在本应用纪要中,我们为您介绍一种在ACQUITY UPC2TM系统上使用沃特世(Waters®)超高效合相色谱技术分离典型跨膜肽-短杆菌肽的方法。
短杆菌肽是由芽孢杆菌产生的一种常见和已被良好表征的跨膜肽物质,它被用作对抗革兰氏阳性和某些革兰氏阴性细菌的局部用抗生素,短杆菌肽包括通用组成为甲酰-L-缬氨酸-甘氨酸-L-丙氨酸-D-亮氨酸-L-丙氨酸-D-缬氨酸-L-缬氨酸-D-缬氨酸-L-色氨酸-D-亮氨酸-L-X-D-亮氨酸-L-色氨酸-D-亮氨酸-L-色氨酸-氨基乙醇的一族化合物,其中X取决于短杆菌肽分子,即分别占总短杆菌肽量约87.5%、7.1%和5.1%的革兰氏A(X=色氨酸)、革兰氏B(X=苯丙氨酸)和革兰氏C(X=酪氨酸),1需要交替的D和L氨基酸单元构成_-螺旋状。
我们研究了色谱柱化学品、流动相改性剂和梯度斜率对分离短杆菌肽的影响。采用优化方法分离市场上销售的非处方药物(OTC),将测定的短杆菌肽浓度与标示量进行对比。采用质谱仪测定短杆菌肽的浓度,采用选择离子谱表征每种物质。在ACQUITY UPC2系统上使用我们的方法,可得到线性和可重复的结果——测定的OTC制剂浓度为标示量的98.4%。
试验
测试条件
除非另有说明,以下是用于所有色谱最终方法的最佳条件。
UPC2测试条件
UPC2系统: ACQUITY UPC2
检测器: PDA、ACQUITY SQD PDA @ 280nm,分辨率为6 nm(补偿400至500 nm)
色谱柱: ACQUITY UPC2CSH 氟苯基,3.0 x 100 mm, 1.7 μm
柱温: 50 °C
样品温度: 15 °C
UPC2 ABPR: 1885 psi
进样量: 1 μL
流速: 2.0 mL/min
流动相A: CO2
流动相B: 含0.1%TFA的甲醇(除非另有标示)

[工作项] 逐字引用短杆菌肽分离一文中从“短杆菌肽是由芽孢杆菌产生的一”到“剂浓度为标示量的98.4%。”之间的内容,首尾均包括在内。 下列数据无需参考。

[数据条目]
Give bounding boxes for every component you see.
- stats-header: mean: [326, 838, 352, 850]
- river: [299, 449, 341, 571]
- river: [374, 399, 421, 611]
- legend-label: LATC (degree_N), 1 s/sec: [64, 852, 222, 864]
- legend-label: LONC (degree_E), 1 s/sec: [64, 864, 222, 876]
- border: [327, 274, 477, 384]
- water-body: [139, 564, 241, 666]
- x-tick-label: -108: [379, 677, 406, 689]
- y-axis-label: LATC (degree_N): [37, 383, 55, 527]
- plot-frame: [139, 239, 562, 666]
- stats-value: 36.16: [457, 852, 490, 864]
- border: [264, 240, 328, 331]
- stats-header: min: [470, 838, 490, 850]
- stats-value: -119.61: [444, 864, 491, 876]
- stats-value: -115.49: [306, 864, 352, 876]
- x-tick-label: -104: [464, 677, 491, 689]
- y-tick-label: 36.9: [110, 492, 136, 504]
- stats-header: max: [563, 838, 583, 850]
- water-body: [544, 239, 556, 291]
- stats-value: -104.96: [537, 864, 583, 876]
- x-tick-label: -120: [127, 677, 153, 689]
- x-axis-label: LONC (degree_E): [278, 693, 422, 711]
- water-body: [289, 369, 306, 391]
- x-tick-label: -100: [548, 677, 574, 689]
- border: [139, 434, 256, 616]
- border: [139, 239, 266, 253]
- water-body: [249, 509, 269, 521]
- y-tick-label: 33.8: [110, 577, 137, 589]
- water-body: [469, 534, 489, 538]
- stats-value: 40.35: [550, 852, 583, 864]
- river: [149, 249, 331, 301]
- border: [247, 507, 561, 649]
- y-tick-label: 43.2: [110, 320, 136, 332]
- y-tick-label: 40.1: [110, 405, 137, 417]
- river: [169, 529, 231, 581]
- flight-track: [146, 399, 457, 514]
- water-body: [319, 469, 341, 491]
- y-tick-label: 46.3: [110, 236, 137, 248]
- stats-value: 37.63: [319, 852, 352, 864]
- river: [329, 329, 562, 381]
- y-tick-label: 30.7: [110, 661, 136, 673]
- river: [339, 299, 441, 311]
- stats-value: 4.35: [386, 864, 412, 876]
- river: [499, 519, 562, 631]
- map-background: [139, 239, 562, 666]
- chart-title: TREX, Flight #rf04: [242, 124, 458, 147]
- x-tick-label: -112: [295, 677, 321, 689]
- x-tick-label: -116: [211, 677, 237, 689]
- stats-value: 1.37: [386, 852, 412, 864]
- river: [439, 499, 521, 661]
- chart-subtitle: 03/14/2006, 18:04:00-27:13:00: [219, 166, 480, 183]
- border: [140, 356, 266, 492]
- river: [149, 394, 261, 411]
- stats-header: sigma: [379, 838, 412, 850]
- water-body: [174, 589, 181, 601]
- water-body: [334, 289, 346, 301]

[任务答复]
短杆菌肽是由芽孢杆菌产生的一种常见和已被良好表征的跨膜肽物质,它被用作对抗革兰氏阳性和某些革兰氏阴性细菌的局部用抗生素,短杆菌肽包括通用组成为甲酰-L-缬氨酸-甘氨酸-L-丙氨酸-D-亮氨酸-L-丙氨酸-D-缬氨酸-L-缬氨酸-D-缬氨酸-L-色氨酸-D-亮氨酸-L-X-D-亮氨酸-L-色氨酸-D-亮氨酸-L-色氨酸-氨基乙醇的一族化合物,其中X取决于短杆菌肽分子,即分别占总短杆菌肽量约87.5%、7.1%和5.1%的革兰氏A(X=色氨酸)、革兰氏B(X=苯丙氨酸)和革兰氏C(X=酪氨酸),1需要交替的D和L氨基酸单元构成_-螺旋状。
我们研究了色谱柱化学品、流动相改性剂和梯度斜率对分离短杆菌肽的影响。采用优化方法分离市场上销售的非处方药物(OTC),将测定的短杆菌肽浓度与标示量进行对比。采用质谱仪测定短杆菌肽的浓度,采用选择离子谱表征每种物质。在ACQUITY UPC2系统上使用我们的方法,可得到线性和可重复的结果——测定的OTC制剂浓度为标示量的98.4%。